§ The records
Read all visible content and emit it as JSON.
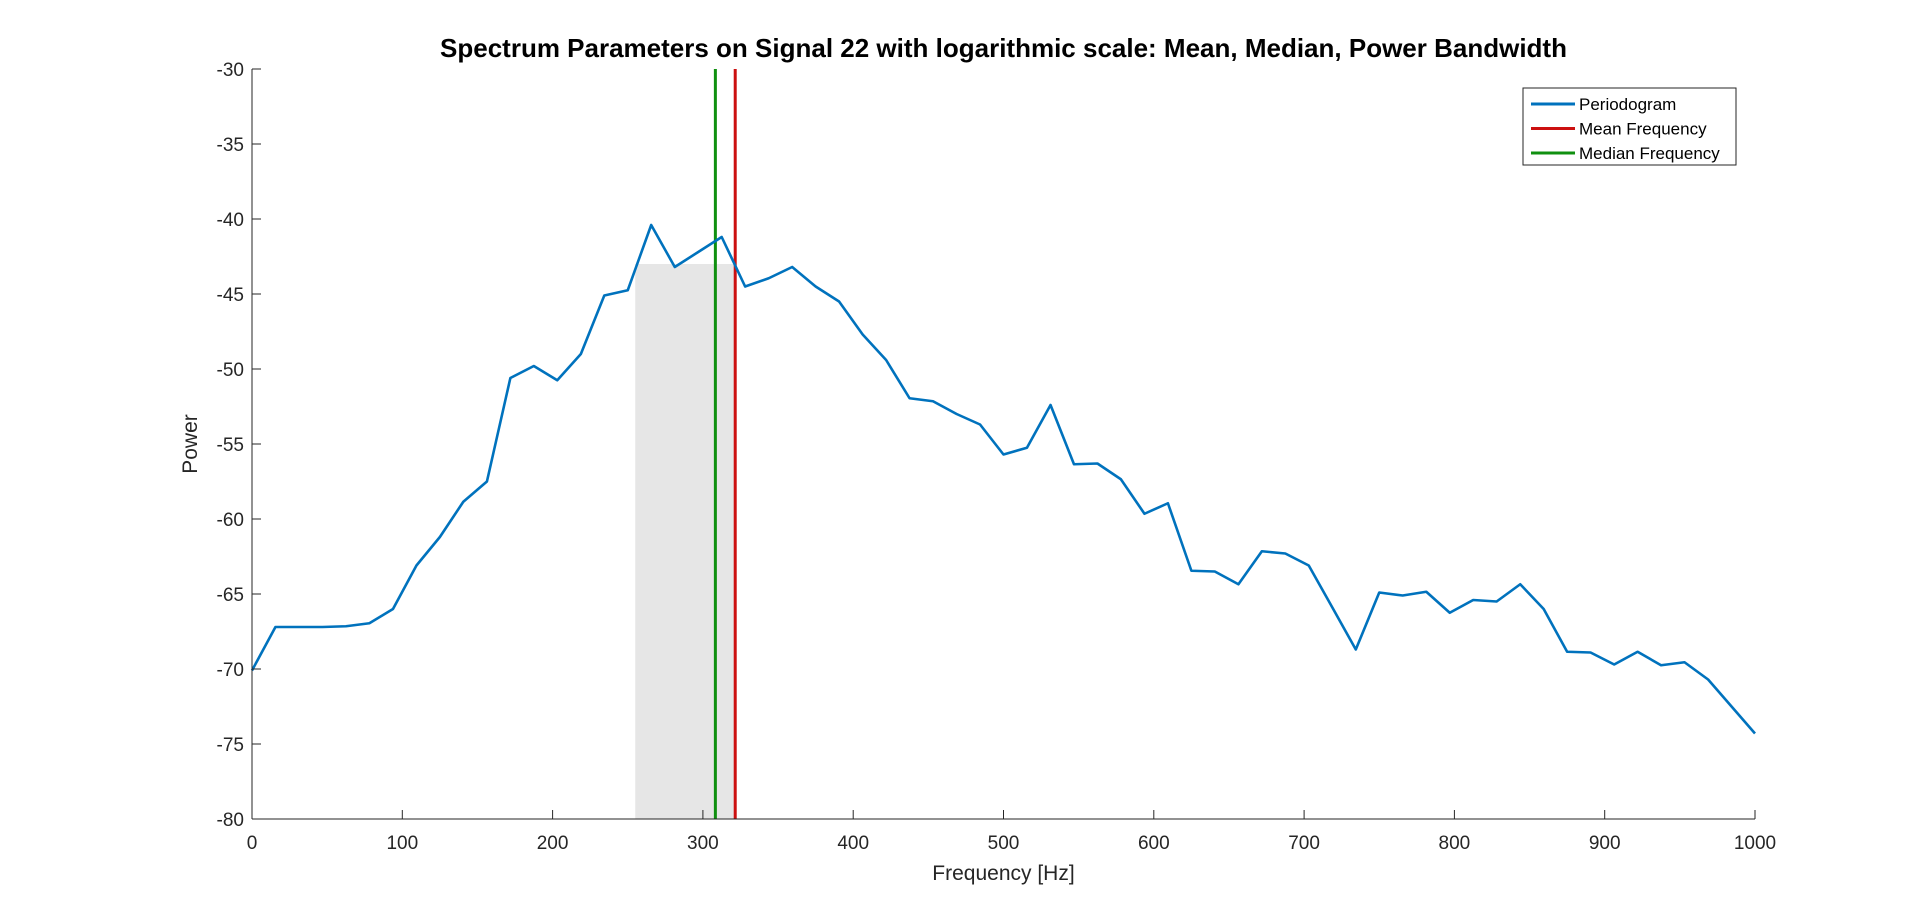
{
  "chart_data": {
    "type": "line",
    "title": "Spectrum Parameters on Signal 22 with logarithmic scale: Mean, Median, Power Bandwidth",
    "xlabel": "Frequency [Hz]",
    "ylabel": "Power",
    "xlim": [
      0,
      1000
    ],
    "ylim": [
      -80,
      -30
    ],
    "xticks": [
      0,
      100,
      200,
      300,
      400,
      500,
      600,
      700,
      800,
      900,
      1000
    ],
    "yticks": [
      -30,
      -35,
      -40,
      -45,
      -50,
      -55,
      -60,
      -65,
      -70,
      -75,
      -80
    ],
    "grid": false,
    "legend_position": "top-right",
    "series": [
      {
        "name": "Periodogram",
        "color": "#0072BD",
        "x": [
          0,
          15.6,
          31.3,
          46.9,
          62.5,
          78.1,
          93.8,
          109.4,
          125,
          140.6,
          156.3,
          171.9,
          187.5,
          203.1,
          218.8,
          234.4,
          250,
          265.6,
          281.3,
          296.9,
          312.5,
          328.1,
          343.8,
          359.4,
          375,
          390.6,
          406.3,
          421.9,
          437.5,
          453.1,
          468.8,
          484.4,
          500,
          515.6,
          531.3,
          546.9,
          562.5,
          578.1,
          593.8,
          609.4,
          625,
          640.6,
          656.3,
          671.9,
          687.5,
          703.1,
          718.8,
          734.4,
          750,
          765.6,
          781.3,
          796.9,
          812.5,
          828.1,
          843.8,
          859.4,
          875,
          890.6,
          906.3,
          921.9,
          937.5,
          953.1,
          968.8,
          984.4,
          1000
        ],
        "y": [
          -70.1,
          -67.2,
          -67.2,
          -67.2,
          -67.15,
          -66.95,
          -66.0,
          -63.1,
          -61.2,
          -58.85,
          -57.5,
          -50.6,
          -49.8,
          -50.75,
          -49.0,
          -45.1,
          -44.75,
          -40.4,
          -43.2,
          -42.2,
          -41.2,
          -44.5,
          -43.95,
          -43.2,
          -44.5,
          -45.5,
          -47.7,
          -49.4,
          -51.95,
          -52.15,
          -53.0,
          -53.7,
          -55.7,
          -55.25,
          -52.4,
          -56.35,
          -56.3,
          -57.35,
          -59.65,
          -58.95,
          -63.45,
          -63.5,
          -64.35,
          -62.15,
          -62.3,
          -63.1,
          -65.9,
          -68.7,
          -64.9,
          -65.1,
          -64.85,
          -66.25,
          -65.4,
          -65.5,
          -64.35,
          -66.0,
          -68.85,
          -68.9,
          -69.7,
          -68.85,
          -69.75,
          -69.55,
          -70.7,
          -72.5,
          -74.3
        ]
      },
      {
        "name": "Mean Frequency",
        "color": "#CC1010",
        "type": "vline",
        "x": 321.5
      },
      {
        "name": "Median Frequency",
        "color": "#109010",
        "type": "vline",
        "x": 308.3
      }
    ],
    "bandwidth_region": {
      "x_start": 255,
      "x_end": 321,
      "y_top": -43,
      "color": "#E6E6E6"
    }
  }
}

* * *

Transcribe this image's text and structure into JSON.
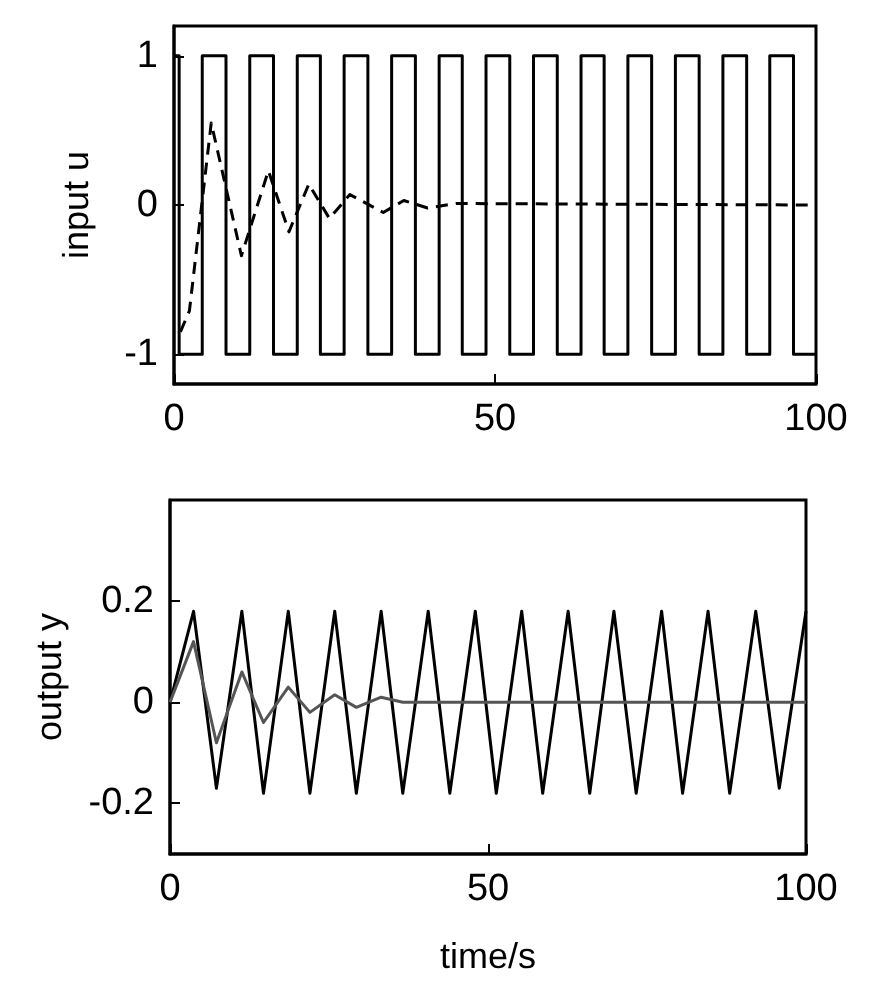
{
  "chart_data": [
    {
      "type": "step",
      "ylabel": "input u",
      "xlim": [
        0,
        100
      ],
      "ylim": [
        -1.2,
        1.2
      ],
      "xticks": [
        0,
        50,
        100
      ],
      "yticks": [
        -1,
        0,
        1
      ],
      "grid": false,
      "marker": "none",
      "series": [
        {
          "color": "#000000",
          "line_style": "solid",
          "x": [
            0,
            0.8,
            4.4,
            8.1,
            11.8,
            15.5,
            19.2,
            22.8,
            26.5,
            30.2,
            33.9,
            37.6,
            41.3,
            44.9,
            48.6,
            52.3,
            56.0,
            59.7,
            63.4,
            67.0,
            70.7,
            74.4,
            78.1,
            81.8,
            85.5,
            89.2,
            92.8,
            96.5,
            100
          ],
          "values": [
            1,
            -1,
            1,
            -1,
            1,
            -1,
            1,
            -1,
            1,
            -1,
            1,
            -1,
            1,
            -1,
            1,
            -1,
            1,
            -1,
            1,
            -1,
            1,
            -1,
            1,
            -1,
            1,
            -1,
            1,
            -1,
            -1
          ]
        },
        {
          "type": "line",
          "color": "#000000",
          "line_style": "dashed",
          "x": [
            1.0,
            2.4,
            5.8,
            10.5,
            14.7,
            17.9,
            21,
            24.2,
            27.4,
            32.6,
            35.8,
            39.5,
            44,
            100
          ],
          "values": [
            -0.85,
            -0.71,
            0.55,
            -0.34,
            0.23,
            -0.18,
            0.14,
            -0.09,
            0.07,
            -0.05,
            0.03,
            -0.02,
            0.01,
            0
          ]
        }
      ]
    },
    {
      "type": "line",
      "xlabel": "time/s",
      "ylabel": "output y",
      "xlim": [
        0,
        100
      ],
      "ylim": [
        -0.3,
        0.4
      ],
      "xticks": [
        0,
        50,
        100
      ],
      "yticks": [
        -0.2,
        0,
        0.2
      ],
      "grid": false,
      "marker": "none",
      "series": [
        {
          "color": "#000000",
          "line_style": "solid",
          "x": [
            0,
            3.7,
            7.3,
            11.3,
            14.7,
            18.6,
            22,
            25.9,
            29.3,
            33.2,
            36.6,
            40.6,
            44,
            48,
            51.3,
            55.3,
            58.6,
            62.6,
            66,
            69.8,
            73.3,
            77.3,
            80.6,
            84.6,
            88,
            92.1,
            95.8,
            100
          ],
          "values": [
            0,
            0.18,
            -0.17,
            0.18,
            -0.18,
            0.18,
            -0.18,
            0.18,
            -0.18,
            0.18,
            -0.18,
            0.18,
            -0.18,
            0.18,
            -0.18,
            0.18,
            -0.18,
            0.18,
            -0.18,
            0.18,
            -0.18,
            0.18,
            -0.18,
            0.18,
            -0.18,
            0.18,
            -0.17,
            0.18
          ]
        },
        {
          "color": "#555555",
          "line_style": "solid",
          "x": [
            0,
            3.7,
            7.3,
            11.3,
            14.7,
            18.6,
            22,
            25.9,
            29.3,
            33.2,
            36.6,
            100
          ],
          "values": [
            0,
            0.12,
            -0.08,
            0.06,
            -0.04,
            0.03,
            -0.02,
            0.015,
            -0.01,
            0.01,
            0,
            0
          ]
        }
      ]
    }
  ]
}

§ Your objective
State, as a bare number, how many lines of the listing hold the word "color".

§ Reply to the task
8